[DATA FOR THIS EXERCISE]

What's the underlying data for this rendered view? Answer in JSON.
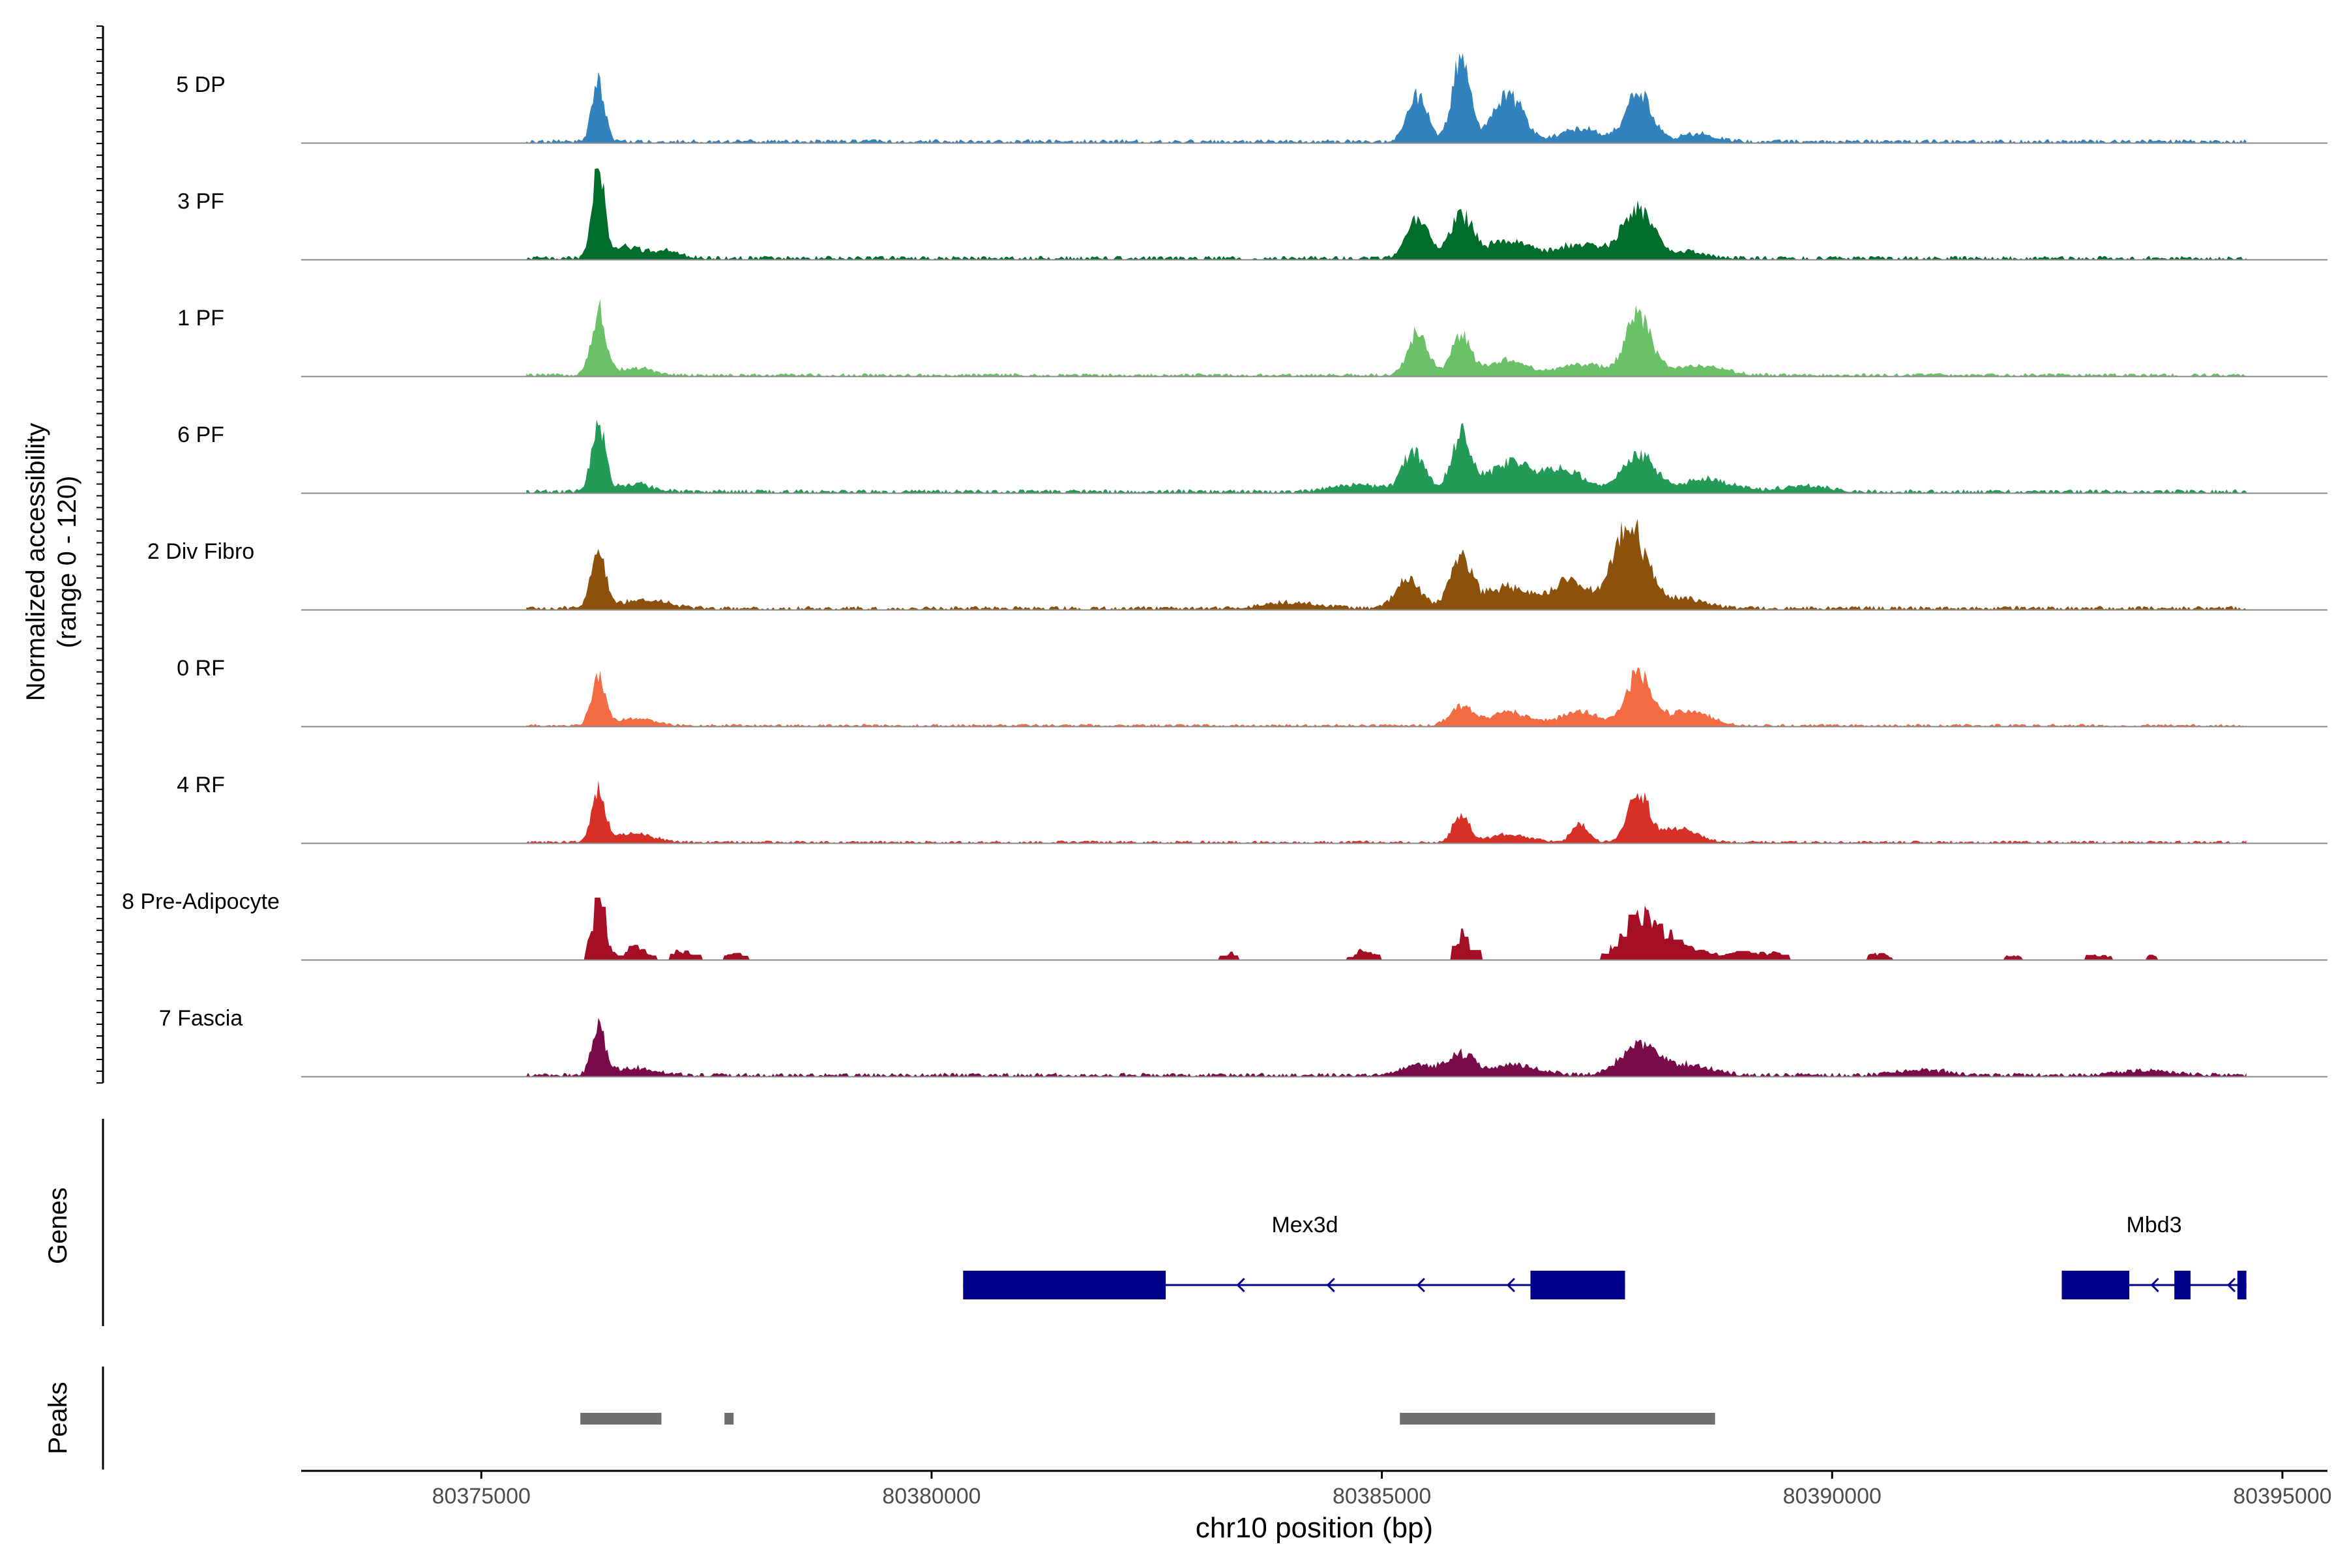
{
  "chart_data": {
    "type": "area",
    "title": "",
    "ylabel_line1": "Normalized accessibility",
    "ylabel_line2": "(range 0 - 120)",
    "ylim": [
      0,
      120
    ],
    "xlabel": "chr10 position (bp)",
    "xlim": [
      80373000,
      80395500
    ],
    "x_ticks": [
      80375000,
      80380000,
      80385000,
      80390000,
      80395000
    ],
    "x_tick_labels": [
      "80375000",
      "80380000",
      "80385000",
      "80390000",
      "80395000"
    ],
    "track_range": [
      80375500,
      80394600
    ],
    "tracks": [
      {
        "name": "5 DP",
        "color": "#3182BD",
        "baseline": 3.0,
        "peaks": [
          [
            80376300,
            80,
            70
          ],
          [
            80385400,
            64,
            110
          ],
          [
            80385880,
            120,
            95
          ],
          [
            80386400,
            62,
            170
          ],
          [
            80387200,
            18,
            200
          ],
          [
            80387850,
            70,
            140
          ],
          [
            80388500,
            10,
            200
          ]
        ]
      },
      {
        "name": "3 PF",
        "color": "#006D2C",
        "baseline": 3.0,
        "peaks": [
          [
            80376300,
            120,
            70
          ],
          [
            80376600,
            14,
            150
          ],
          [
            80377000,
            10,
            180
          ],
          [
            80385400,
            56,
            120
          ],
          [
            80385880,
            58,
            120
          ],
          [
            80386400,
            25,
            230
          ],
          [
            80387200,
            18,
            260
          ],
          [
            80387850,
            68,
            170
          ],
          [
            80388400,
            8,
            200
          ]
        ]
      },
      {
        "name": "1 PF",
        "color": "#6BC167",
        "baseline": 2.5,
        "peaks": [
          [
            80376300,
            85,
            80
          ],
          [
            80376700,
            10,
            200
          ],
          [
            80385400,
            58,
            110
          ],
          [
            80385880,
            55,
            110
          ],
          [
            80386400,
            20,
            200
          ],
          [
            80387200,
            15,
            260
          ],
          [
            80387850,
            80,
            140
          ],
          [
            80388500,
            14,
            280
          ]
        ]
      },
      {
        "name": "6 PF",
        "color": "#239B56",
        "baseline": 3.0,
        "peaks": [
          [
            80376300,
            88,
            75
          ],
          [
            80376700,
            10,
            200
          ],
          [
            80384700,
            10,
            250
          ],
          [
            80385350,
            55,
            120
          ],
          [
            80385880,
            75,
            110
          ],
          [
            80386400,
            38,
            220
          ],
          [
            80387000,
            30,
            240
          ],
          [
            80387850,
            50,
            170
          ],
          [
            80388600,
            16,
            300
          ],
          [
            80389700,
            8,
            250
          ]
        ]
      },
      {
        "name": "2 Div Fibro",
        "color": "#8C510A",
        "baseline": 3.0,
        "peaks": [
          [
            80376300,
            85,
            75
          ],
          [
            80376800,
            12,
            250
          ],
          [
            80384000,
            8,
            300
          ],
          [
            80385300,
            38,
            140
          ],
          [
            80385880,
            68,
            120
          ],
          [
            80386400,
            30,
            230
          ],
          [
            80387100,
            38,
            200
          ],
          [
            80387750,
            110,
            180
          ],
          [
            80388300,
            14,
            250
          ]
        ]
      },
      {
        "name": "0 RF",
        "color": "#F26B43",
        "baseline": 2.0,
        "peaks": [
          [
            80376300,
            68,
            75
          ],
          [
            80376700,
            10,
            200
          ],
          [
            80385880,
            25,
            120
          ],
          [
            80386400,
            18,
            230
          ],
          [
            80387200,
            20,
            200
          ],
          [
            80387850,
            70,
            140
          ],
          [
            80388400,
            20,
            230
          ]
        ]
      },
      {
        "name": "4 RF",
        "color": "#D73027",
        "baseline": 2.0,
        "peaks": [
          [
            80376300,
            68,
            75
          ],
          [
            80376700,
            12,
            200
          ],
          [
            80385880,
            35,
            90
          ],
          [
            80386400,
            10,
            230
          ],
          [
            80387200,
            25,
            90
          ],
          [
            80387850,
            68,
            110
          ],
          [
            80388300,
            18,
            200
          ]
        ]
      },
      {
        "name": "8 Pre-Adipocyte",
        "color": "#A50F26",
        "baseline": 0.0,
        "peaks": [
          [
            80376300,
            80,
            75
          ],
          [
            80376700,
            18,
            120
          ],
          [
            80377200,
            12,
            120
          ],
          [
            80377800,
            10,
            100
          ],
          [
            80383300,
            10,
            80
          ],
          [
            80384800,
            14,
            120
          ],
          [
            80385880,
            35,
            90
          ],
          [
            80387850,
            60,
            200
          ],
          [
            80388300,
            25,
            200
          ],
          [
            80389000,
            14,
            200
          ],
          [
            80389400,
            8,
            80
          ],
          [
            80390500,
            8,
            120
          ],
          [
            80392000,
            6,
            120
          ],
          [
            80392900,
            6,
            200
          ],
          [
            80393500,
            6,
            120
          ]
        ]
      },
      {
        "name": "7 Fascia",
        "color": "#7A0B4A",
        "baseline": 3.0,
        "peaks": [
          [
            80376300,
            70,
            70
          ],
          [
            80376700,
            10,
            250
          ],
          [
            80385400,
            14,
            200
          ],
          [
            80385880,
            28,
            150
          ],
          [
            80386500,
            14,
            250
          ],
          [
            80387850,
            40,
            200
          ],
          [
            80388400,
            14,
            250
          ],
          [
            80391000,
            8,
            250
          ],
          [
            80393500,
            6,
            300
          ]
        ]
      }
    ],
    "genes_label": "Genes",
    "genes": [
      {
        "name": "Mex3d",
        "start": 80380350,
        "end": 80387700,
        "strand": "-",
        "exons": [
          [
            80380350,
            80382600
          ],
          [
            80386650,
            80387700
          ]
        ],
        "arrows": [
          80383400,
          80384400,
          80385400,
          80386400
        ]
      },
      {
        "name": "Mbd3",
        "start": 80392550,
        "end": 80394600,
        "strand": "-",
        "exons": [
          [
            80392550,
            80393300
          ],
          [
            80393800,
            80393980
          ],
          [
            80394500,
            80394600
          ]
        ],
        "arrows": [
          80393550,
          80394400
        ]
      }
    ],
    "peaks_label": "Peaks",
    "peak_regions": [
      [
        80376100,
        80377000
      ],
      [
        80377700,
        80377800
      ],
      [
        80385200,
        80388700
      ]
    ]
  }
}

[/DATA FOR THIS EXERCISE]

# THE TASK:
Verbatim copy, images excluded: transcribe all the entries above.

# WRITTEN RESPONSE:
What's the underlying data for this rendered view? Answer in JSON.
{
  "chart_data": {
    "type": "area",
    "title": "",
    "ylabel_line1": "Normalized accessibility",
    "ylabel_line2": "(range 0 - 120)",
    "ylim": [
      0,
      120
    ],
    "xlabel": "chr10 position (bp)",
    "xlim": [
      80373000,
      80395500
    ],
    "x_ticks": [
      80375000,
      80380000,
      80385000,
      80390000,
      80395000
    ],
    "x_tick_labels": [
      "80375000",
      "80380000",
      "80385000",
      "80390000",
      "80395000"
    ],
    "track_range": [
      80375500,
      80394600
    ],
    "tracks": [
      {
        "name": "5 DP",
        "color": "#3182BD",
        "baseline": 3.0,
        "peaks": [
          [
            80376300,
            80,
            70
          ],
          [
            80385400,
            64,
            110
          ],
          [
            80385880,
            120,
            95
          ],
          [
            80386400,
            62,
            170
          ],
          [
            80387200,
            18,
            200
          ],
          [
            80387850,
            70,
            140
          ],
          [
            80388500,
            10,
            200
          ]
        ]
      },
      {
        "name": "3 PF",
        "color": "#006D2C",
        "baseline": 3.0,
        "peaks": [
          [
            80376300,
            120,
            70
          ],
          [
            80376600,
            14,
            150
          ],
          [
            80377000,
            10,
            180
          ],
          [
            80385400,
            56,
            120
          ],
          [
            80385880,
            58,
            120
          ],
          [
            80386400,
            25,
            230
          ],
          [
            80387200,
            18,
            260
          ],
          [
            80387850,
            68,
            170
          ],
          [
            80388400,
            8,
            200
          ]
        ]
      },
      {
        "name": "1 PF",
        "color": "#6BC167",
        "baseline": 2.5,
        "peaks": [
          [
            80376300,
            85,
            80
          ],
          [
            80376700,
            10,
            200
          ],
          [
            80385400,
            58,
            110
          ],
          [
            80385880,
            55,
            110
          ],
          [
            80386400,
            20,
            200
          ],
          [
            80387200,
            15,
            260
          ],
          [
            80387850,
            80,
            140
          ],
          [
            80388500,
            14,
            280
          ]
        ]
      },
      {
        "name": "6 PF",
        "color": "#239B56",
        "baseline": 3.0,
        "peaks": [
          [
            80376300,
            88,
            75
          ],
          [
            80376700,
            10,
            200
          ],
          [
            80384700,
            10,
            250
          ],
          [
            80385350,
            55,
            120
          ],
          [
            80385880,
            75,
            110
          ],
          [
            80386400,
            38,
            220
          ],
          [
            80387000,
            30,
            240
          ],
          [
            80387850,
            50,
            170
          ],
          [
            80388600,
            16,
            300
          ],
          [
            80389700,
            8,
            250
          ]
        ]
      },
      {
        "name": "2 Div Fibro",
        "color": "#8C510A",
        "baseline": 3.0,
        "peaks": [
          [
            80376300,
            85,
            75
          ],
          [
            80376800,
            12,
            250
          ],
          [
            80384000,
            8,
            300
          ],
          [
            80385300,
            38,
            140
          ],
          [
            80385880,
            68,
            120
          ],
          [
            80386400,
            30,
            230
          ],
          [
            80387100,
            38,
            200
          ],
          [
            80387750,
            110,
            180
          ],
          [
            80388300,
            14,
            250
          ]
        ]
      },
      {
        "name": "0 RF",
        "color": "#F26B43",
        "baseline": 2.0,
        "peaks": [
          [
            80376300,
            68,
            75
          ],
          [
            80376700,
            10,
            200
          ],
          [
            80385880,
            25,
            120
          ],
          [
            80386400,
            18,
            230
          ],
          [
            80387200,
            20,
            200
          ],
          [
            80387850,
            70,
            140
          ],
          [
            80388400,
            20,
            230
          ]
        ]
      },
      {
        "name": "4 RF",
        "color": "#D73027",
        "baseline": 2.0,
        "peaks": [
          [
            80376300,
            68,
            75
          ],
          [
            80376700,
            12,
            200
          ],
          [
            80385880,
            35,
            90
          ],
          [
            80386400,
            10,
            230
          ],
          [
            80387200,
            25,
            90
          ],
          [
            80387850,
            68,
            110
          ],
          [
            80388300,
            18,
            200
          ]
        ]
      },
      {
        "name": "8 Pre-Adipocyte",
        "color": "#A50F26",
        "baseline": 0.0,
        "peaks": [
          [
            80376300,
            80,
            75
          ],
          [
            80376700,
            18,
            120
          ],
          [
            80377200,
            12,
            120
          ],
          [
            80377800,
            10,
            100
          ],
          [
            80383300,
            10,
            80
          ],
          [
            80384800,
            14,
            120
          ],
          [
            80385880,
            35,
            90
          ],
          [
            80387850,
            60,
            200
          ],
          [
            80388300,
            25,
            200
          ],
          [
            80389000,
            14,
            200
          ],
          [
            80389400,
            8,
            80
          ],
          [
            80390500,
            8,
            120
          ],
          [
            80392000,
            6,
            120
          ],
          [
            80392900,
            6,
            200
          ],
          [
            80393500,
            6,
            120
          ]
        ]
      },
      {
        "name": "7 Fascia",
        "color": "#7A0B4A",
        "baseline": 3.0,
        "peaks": [
          [
            80376300,
            70,
            70
          ],
          [
            80376700,
            10,
            250
          ],
          [
            80385400,
            14,
            200
          ],
          [
            80385880,
            28,
            150
          ],
          [
            80386500,
            14,
            250
          ],
          [
            80387850,
            40,
            200
          ],
          [
            80388400,
            14,
            250
          ],
          [
            80391000,
            8,
            250
          ],
          [
            80393500,
            6,
            300
          ]
        ]
      }
    ],
    "genes_label": "Genes",
    "genes": [
      {
        "name": "Mex3d",
        "start": 80380350,
        "end": 80387700,
        "strand": "-",
        "exons": [
          [
            80380350,
            80382600
          ],
          [
            80386650,
            80387700
          ]
        ],
        "arrows": [
          80383400,
          80384400,
          80385400,
          80386400
        ]
      },
      {
        "name": "Mbd3",
        "start": 80392550,
        "end": 80394600,
        "strand": "-",
        "exons": [
          [
            80392550,
            80393300
          ],
          [
            80393800,
            80393980
          ],
          [
            80394500,
            80394600
          ]
        ],
        "arrows": [
          80393550,
          80394400
        ]
      }
    ],
    "peaks_label": "Peaks",
    "peak_regions": [
      [
        80376100,
        80377000
      ],
      [
        80377700,
        80377800
      ],
      [
        80385200,
        80388700
      ]
    ]
  }
}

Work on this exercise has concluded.